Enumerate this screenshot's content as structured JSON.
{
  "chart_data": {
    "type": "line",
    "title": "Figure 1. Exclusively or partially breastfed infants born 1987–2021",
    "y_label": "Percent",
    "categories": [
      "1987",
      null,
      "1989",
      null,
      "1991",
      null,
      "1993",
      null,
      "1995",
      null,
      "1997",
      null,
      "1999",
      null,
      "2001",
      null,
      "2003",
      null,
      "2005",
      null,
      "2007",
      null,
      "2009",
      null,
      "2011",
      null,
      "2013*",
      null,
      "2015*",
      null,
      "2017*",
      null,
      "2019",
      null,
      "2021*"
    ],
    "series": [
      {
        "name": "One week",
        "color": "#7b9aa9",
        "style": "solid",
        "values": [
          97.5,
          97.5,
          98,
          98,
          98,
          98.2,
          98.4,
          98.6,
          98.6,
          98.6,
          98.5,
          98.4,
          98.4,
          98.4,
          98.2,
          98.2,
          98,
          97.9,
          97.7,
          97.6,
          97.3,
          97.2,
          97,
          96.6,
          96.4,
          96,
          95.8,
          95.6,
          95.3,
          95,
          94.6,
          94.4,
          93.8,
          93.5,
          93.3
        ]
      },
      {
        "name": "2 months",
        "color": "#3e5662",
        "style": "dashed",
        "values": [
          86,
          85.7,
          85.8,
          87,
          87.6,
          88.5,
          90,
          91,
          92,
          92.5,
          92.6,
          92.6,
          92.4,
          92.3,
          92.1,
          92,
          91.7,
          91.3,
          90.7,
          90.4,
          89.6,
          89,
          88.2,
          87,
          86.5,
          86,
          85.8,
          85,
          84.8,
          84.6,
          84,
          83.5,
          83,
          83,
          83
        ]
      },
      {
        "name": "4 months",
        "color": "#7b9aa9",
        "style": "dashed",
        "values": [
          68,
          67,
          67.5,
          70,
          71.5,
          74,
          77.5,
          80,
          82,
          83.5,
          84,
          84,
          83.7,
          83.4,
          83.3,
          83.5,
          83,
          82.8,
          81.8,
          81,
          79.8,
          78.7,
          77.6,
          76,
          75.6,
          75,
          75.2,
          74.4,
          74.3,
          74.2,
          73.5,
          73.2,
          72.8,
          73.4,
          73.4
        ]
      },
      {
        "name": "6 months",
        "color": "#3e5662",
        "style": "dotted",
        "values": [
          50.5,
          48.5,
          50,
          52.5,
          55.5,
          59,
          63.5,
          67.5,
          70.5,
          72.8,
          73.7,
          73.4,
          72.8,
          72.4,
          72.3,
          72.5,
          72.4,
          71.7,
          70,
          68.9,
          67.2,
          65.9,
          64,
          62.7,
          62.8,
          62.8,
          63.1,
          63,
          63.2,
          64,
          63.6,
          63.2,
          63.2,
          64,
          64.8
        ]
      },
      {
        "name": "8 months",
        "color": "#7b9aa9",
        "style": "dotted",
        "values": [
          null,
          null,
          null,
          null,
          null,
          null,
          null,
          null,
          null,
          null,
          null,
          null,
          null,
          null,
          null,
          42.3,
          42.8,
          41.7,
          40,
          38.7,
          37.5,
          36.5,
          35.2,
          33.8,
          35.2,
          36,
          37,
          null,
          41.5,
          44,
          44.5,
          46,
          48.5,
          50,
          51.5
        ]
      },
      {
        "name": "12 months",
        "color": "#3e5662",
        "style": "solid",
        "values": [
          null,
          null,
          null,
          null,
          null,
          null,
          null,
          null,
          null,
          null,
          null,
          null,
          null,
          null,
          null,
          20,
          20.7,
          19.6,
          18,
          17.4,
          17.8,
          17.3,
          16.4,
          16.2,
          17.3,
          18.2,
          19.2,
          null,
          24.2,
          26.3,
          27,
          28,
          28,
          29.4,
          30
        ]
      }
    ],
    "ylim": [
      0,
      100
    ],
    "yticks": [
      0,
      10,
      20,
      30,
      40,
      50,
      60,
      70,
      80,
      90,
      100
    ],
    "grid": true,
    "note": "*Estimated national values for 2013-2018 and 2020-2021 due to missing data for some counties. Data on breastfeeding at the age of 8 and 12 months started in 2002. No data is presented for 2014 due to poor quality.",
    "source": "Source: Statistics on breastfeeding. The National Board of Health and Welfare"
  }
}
•••
WHAT YOU SHOULD DO:
Give the entries once more, exactly as they appear.

COMPLETE OUTPUT:
Enumerate this screenshot's content as structured JSON.
{
  "chart_data": {
    "type": "line",
    "title": "Figure 1. Exclusively or partially breastfed infants born 1987–2021",
    "y_label": "Percent",
    "categories": [
      "1987",
      null,
      "1989",
      null,
      "1991",
      null,
      "1993",
      null,
      "1995",
      null,
      "1997",
      null,
      "1999",
      null,
      "2001",
      null,
      "2003",
      null,
      "2005",
      null,
      "2007",
      null,
      "2009",
      null,
      "2011",
      null,
      "2013*",
      null,
      "2015*",
      null,
      "2017*",
      null,
      "2019",
      null,
      "2021*"
    ],
    "series": [
      {
        "name": "One week",
        "color": "#7b9aa9",
        "style": "solid",
        "values": [
          97.5,
          97.5,
          98,
          98,
          98,
          98.2,
          98.4,
          98.6,
          98.6,
          98.6,
          98.5,
          98.4,
          98.4,
          98.4,
          98.2,
          98.2,
          98,
          97.9,
          97.7,
          97.6,
          97.3,
          97.2,
          97,
          96.6,
          96.4,
          96,
          95.8,
          95.6,
          95.3,
          95,
          94.6,
          94.4,
          93.8,
          93.5,
          93.3
        ]
      },
      {
        "name": "2 months",
        "color": "#3e5662",
        "style": "dashed",
        "values": [
          86,
          85.7,
          85.8,
          87,
          87.6,
          88.5,
          90,
          91,
          92,
          92.5,
          92.6,
          92.6,
          92.4,
          92.3,
          92.1,
          92,
          91.7,
          91.3,
          90.7,
          90.4,
          89.6,
          89,
          88.2,
          87,
          86.5,
          86,
          85.8,
          85,
          84.8,
          84.6,
          84,
          83.5,
          83,
          83,
          83
        ]
      },
      {
        "name": "4 months",
        "color": "#7b9aa9",
        "style": "dashed",
        "values": [
          68,
          67,
          67.5,
          70,
          71.5,
          74,
          77.5,
          80,
          82,
          83.5,
          84,
          84,
          83.7,
          83.4,
          83.3,
          83.5,
          83,
          82.8,
          81.8,
          81,
          79.8,
          78.7,
          77.6,
          76,
          75.6,
          75,
          75.2,
          74.4,
          74.3,
          74.2,
          73.5,
          73.2,
          72.8,
          73.4,
          73.4
        ]
      },
      {
        "name": "6 months",
        "color": "#3e5662",
        "style": "dotted",
        "values": [
          50.5,
          48.5,
          50,
          52.5,
          55.5,
          59,
          63.5,
          67.5,
          70.5,
          72.8,
          73.7,
          73.4,
          72.8,
          72.4,
          72.3,
          72.5,
          72.4,
          71.7,
          70,
          68.9,
          67.2,
          65.9,
          64,
          62.7,
          62.8,
          62.8,
          63.1,
          63,
          63.2,
          64,
          63.6,
          63.2,
          63.2,
          64,
          64.8
        ]
      },
      {
        "name": "8 months",
        "color": "#7b9aa9",
        "style": "dotted",
        "values": [
          null,
          null,
          null,
          null,
          null,
          null,
          null,
          null,
          null,
          null,
          null,
          null,
          null,
          null,
          null,
          42.3,
          42.8,
          41.7,
          40,
          38.7,
          37.5,
          36.5,
          35.2,
          33.8,
          35.2,
          36,
          37,
          null,
          41.5,
          44,
          44.5,
          46,
          48.5,
          50,
          51.5
        ]
      },
      {
        "name": "12 months",
        "color": "#3e5662",
        "style": "solid",
        "values": [
          null,
          null,
          null,
          null,
          null,
          null,
          null,
          null,
          null,
          null,
          null,
          null,
          null,
          null,
          null,
          20,
          20.7,
          19.6,
          18,
          17.4,
          17.8,
          17.3,
          16.4,
          16.2,
          17.3,
          18.2,
          19.2,
          null,
          24.2,
          26.3,
          27,
          28,
          28,
          29.4,
          30
        ]
      }
    ],
    "ylim": [
      0,
      100
    ],
    "yticks": [
      0,
      10,
      20,
      30,
      40,
      50,
      60,
      70,
      80,
      90,
      100
    ],
    "grid": true,
    "note": "*Estimated national values for 2013-2018 and 2020-2021 due to missing data for some counties. Data on breastfeeding at the age of 8 and 12 months started in 2002. No data is presented for 2014 due to poor quality.",
    "source": "Source: Statistics on breastfeeding. The National Board of Health and Welfare"
  }
}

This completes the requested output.